TASK
Scan the entries below. List each line with "facts".

EXTRACTED MATERIAL
- Opening Delimiter -

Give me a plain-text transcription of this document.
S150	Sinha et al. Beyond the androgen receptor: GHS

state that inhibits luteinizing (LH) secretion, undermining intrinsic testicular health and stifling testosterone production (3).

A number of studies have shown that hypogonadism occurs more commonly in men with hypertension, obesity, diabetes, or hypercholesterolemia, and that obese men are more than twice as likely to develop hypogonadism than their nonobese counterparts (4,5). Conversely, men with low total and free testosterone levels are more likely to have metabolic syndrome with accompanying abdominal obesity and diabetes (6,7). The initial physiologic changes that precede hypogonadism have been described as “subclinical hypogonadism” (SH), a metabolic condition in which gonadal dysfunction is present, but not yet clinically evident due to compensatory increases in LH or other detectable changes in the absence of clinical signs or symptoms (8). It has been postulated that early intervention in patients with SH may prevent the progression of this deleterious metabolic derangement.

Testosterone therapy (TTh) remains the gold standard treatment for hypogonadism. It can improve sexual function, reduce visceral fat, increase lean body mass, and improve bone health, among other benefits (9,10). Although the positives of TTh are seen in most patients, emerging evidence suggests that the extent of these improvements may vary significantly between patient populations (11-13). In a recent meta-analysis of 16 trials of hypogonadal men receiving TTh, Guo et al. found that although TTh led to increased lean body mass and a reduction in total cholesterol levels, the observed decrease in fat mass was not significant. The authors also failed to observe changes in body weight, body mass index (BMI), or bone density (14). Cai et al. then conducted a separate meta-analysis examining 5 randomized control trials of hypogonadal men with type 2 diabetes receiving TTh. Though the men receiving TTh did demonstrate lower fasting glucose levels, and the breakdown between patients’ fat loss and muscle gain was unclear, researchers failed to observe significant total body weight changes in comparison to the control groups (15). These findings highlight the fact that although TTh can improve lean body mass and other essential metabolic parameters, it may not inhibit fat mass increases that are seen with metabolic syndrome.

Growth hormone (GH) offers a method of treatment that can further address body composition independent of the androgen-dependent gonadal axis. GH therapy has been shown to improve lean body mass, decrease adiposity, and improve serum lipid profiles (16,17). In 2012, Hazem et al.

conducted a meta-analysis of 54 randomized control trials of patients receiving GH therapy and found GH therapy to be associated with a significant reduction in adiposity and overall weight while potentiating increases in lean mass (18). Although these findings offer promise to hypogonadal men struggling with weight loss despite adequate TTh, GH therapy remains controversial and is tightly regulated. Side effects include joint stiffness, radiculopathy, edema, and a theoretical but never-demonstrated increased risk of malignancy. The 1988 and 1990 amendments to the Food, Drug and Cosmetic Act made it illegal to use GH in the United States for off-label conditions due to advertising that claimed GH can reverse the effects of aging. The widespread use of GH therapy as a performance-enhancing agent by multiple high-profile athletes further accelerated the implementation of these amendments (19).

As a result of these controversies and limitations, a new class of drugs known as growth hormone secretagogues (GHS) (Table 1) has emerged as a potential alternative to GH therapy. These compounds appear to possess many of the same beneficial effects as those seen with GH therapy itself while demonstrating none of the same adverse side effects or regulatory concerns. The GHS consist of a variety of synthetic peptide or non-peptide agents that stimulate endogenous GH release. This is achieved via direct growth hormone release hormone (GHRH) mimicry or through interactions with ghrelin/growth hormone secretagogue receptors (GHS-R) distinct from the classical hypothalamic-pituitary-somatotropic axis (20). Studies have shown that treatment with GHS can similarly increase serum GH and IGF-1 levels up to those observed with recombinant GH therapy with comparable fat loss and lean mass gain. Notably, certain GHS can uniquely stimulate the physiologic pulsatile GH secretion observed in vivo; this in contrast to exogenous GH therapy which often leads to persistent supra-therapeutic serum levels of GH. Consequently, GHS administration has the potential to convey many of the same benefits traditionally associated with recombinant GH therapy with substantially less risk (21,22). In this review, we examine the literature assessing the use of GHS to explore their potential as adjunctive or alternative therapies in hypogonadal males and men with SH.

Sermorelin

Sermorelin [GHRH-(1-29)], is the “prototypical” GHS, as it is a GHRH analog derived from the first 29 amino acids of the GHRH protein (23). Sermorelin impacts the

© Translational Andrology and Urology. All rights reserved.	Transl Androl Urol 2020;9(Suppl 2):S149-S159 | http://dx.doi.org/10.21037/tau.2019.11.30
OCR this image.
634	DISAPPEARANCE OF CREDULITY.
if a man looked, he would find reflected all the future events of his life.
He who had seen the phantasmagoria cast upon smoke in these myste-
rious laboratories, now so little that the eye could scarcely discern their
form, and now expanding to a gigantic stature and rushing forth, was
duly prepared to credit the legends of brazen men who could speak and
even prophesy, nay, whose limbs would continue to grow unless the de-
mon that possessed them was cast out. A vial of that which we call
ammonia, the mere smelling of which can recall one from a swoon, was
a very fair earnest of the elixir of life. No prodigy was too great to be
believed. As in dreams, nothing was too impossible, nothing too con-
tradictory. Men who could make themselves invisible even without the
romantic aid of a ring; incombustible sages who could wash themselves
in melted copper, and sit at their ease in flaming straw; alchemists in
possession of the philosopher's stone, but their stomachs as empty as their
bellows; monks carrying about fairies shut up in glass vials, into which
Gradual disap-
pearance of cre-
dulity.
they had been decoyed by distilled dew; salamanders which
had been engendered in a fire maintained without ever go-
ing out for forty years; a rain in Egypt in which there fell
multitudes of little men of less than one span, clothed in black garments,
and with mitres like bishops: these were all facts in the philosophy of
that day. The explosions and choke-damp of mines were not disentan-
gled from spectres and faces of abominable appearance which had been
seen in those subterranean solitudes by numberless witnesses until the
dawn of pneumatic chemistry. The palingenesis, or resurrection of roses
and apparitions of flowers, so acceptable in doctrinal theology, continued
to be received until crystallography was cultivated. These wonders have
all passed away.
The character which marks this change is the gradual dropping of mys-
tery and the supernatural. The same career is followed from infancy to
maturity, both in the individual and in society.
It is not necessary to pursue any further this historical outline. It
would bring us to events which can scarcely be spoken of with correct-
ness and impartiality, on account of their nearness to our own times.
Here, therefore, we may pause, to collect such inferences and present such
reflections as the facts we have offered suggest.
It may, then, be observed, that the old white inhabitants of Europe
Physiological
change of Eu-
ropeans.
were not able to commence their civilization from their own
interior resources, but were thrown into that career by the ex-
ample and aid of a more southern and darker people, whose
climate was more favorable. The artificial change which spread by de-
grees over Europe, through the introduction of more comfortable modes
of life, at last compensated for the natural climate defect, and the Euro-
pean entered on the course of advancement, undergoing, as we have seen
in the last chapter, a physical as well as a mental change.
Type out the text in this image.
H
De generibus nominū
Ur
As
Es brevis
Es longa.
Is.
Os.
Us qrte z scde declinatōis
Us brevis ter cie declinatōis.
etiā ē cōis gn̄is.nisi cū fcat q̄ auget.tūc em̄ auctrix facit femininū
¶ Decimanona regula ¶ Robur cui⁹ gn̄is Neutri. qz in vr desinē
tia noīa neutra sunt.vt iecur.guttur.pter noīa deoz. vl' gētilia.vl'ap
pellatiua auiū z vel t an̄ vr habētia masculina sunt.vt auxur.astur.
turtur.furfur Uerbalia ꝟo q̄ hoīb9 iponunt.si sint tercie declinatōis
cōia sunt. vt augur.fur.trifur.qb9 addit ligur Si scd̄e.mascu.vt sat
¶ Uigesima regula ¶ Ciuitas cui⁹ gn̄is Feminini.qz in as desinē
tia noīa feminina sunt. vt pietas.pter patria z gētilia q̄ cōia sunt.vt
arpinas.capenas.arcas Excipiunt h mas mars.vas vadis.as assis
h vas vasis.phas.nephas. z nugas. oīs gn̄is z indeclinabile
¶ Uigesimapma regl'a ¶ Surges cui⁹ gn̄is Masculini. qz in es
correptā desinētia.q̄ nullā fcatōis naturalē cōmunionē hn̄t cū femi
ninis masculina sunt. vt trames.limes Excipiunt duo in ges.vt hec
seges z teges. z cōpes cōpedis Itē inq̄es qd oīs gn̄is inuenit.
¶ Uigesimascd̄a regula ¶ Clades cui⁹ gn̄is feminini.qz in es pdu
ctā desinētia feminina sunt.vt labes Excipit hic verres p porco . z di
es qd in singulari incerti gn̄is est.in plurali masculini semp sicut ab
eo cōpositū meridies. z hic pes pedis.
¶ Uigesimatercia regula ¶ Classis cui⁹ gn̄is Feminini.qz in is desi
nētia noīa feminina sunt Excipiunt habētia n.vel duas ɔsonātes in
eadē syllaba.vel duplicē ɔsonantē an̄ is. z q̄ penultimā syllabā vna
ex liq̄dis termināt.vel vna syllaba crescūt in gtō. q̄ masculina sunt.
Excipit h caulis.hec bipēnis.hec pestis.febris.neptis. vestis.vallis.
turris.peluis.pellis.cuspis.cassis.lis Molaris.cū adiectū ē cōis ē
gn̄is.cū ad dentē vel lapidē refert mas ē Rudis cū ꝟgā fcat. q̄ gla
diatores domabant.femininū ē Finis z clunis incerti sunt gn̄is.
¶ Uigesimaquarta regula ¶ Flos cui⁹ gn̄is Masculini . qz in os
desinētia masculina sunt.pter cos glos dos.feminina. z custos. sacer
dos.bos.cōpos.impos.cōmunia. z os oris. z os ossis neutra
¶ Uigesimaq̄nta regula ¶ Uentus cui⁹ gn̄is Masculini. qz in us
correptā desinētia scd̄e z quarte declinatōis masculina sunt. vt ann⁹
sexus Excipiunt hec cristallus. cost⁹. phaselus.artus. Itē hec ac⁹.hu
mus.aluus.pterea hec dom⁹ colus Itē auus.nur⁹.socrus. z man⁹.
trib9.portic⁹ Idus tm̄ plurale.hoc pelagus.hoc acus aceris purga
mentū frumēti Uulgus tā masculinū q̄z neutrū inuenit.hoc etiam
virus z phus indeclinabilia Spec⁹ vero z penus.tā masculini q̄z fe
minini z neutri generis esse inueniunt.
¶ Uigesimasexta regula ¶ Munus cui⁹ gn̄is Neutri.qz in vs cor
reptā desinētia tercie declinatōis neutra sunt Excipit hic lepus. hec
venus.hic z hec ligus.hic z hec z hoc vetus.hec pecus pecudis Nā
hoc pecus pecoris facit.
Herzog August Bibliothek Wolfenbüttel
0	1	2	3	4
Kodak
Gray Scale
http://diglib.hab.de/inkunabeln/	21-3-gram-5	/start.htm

- Closing Delimiter -

ANSWER
and with mitres like bishops: these were all facts in the philosophy of
reflections as the facts we have offered suggest.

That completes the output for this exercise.